### REQUIREMENT
Wherever a line below holds the word "title", copy that line.

### INPUT MATERIAL
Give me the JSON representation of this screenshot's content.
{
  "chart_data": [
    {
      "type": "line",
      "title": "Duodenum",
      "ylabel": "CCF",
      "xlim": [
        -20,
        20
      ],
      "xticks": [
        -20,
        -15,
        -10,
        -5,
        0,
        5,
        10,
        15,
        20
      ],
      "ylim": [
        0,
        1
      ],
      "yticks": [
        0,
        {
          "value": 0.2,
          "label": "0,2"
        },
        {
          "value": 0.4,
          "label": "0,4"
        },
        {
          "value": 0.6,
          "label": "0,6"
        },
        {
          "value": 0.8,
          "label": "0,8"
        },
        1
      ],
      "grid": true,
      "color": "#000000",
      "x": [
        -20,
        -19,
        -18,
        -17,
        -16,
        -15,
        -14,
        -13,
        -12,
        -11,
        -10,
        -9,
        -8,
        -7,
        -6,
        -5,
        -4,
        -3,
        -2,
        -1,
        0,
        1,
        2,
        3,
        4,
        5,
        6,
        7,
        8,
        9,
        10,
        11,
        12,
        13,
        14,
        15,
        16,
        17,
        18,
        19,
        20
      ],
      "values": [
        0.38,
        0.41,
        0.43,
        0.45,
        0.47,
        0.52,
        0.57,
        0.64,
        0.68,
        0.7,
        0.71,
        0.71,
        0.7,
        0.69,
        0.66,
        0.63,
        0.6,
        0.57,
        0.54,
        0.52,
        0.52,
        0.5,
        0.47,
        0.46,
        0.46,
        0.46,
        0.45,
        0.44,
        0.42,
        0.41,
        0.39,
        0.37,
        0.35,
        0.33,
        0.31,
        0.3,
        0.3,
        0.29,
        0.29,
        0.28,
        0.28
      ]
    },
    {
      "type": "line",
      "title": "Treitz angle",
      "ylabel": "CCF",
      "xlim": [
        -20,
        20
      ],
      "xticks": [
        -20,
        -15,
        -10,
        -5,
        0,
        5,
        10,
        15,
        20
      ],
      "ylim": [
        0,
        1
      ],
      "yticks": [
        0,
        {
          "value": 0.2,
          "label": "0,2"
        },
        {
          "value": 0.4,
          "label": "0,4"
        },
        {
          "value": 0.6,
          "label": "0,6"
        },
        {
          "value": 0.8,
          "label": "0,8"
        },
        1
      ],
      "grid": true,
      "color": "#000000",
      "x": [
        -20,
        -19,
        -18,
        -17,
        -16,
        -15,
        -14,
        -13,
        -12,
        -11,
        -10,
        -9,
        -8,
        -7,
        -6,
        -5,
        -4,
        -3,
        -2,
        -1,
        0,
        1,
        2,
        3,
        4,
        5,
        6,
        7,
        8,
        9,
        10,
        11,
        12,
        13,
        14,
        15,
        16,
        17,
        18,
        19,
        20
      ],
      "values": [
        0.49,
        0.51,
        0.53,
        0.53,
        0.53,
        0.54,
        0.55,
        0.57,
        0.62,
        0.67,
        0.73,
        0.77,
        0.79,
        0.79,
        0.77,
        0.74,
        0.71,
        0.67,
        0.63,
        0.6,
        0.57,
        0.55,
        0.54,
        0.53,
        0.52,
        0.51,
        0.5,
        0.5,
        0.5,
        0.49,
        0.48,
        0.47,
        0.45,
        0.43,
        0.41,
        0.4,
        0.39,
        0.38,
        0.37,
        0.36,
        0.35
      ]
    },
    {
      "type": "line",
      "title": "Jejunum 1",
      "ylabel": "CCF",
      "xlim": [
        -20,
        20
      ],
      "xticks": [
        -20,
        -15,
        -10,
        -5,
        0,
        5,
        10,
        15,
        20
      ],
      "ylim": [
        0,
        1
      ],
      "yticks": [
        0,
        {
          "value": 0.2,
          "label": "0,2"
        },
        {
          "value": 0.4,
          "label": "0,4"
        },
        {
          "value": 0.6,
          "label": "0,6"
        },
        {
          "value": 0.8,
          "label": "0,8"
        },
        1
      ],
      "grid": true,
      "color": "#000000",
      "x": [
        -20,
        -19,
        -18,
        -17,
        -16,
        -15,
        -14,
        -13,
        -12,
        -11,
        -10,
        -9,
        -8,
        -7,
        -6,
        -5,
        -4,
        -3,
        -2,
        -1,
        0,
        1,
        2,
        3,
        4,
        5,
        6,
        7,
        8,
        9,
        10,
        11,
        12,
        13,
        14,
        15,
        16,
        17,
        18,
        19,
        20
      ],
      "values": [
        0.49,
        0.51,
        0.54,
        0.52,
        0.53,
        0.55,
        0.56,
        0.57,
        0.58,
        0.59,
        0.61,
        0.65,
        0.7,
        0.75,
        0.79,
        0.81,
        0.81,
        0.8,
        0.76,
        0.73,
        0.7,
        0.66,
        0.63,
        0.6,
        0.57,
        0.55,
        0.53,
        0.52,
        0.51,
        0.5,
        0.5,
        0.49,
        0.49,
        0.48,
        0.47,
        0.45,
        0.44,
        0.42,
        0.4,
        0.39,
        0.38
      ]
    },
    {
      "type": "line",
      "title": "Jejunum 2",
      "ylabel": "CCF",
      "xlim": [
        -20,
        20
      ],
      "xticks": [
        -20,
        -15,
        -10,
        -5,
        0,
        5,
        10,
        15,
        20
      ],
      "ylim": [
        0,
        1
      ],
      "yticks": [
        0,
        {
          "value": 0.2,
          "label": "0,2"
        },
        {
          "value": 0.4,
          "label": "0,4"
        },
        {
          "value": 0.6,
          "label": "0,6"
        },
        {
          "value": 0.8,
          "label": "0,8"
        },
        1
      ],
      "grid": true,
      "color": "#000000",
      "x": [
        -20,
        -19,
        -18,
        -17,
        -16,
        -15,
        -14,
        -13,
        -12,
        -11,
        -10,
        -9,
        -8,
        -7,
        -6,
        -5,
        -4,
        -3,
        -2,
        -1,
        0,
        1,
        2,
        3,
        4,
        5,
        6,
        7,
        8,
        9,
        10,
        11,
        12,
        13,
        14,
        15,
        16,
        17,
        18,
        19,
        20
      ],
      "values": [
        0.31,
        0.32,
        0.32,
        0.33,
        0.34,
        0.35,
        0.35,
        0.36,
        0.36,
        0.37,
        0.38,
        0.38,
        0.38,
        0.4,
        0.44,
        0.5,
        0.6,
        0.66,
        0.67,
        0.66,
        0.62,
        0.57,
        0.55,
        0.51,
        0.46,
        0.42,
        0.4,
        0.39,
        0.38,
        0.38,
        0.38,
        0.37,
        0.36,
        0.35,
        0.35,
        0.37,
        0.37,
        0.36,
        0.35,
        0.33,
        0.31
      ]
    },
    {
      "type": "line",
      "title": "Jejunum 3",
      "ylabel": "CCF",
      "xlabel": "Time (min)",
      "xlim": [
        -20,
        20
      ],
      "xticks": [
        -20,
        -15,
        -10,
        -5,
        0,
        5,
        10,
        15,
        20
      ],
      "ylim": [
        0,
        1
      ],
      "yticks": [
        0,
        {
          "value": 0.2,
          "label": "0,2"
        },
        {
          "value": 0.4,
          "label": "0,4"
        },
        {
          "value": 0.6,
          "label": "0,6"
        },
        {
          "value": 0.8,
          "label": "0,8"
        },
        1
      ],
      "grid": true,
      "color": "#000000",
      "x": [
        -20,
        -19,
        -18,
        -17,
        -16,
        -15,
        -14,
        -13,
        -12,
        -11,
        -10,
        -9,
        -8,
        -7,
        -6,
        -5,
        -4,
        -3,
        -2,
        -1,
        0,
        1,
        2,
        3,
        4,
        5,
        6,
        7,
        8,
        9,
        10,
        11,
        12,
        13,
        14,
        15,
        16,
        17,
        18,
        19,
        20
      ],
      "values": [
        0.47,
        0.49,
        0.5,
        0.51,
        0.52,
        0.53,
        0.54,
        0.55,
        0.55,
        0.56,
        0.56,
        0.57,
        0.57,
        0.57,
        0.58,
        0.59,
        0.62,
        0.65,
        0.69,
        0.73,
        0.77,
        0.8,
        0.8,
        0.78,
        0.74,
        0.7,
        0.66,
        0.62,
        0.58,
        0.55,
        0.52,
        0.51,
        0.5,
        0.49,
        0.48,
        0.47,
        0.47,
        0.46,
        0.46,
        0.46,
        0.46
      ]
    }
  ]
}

### TASK ANSWER
      "title": "Duodenum",
      "title": "Treitz angle",
      "title": "Jejunum 1",
      "title": "Jejunum 2",
      "title": "Jejunum 3",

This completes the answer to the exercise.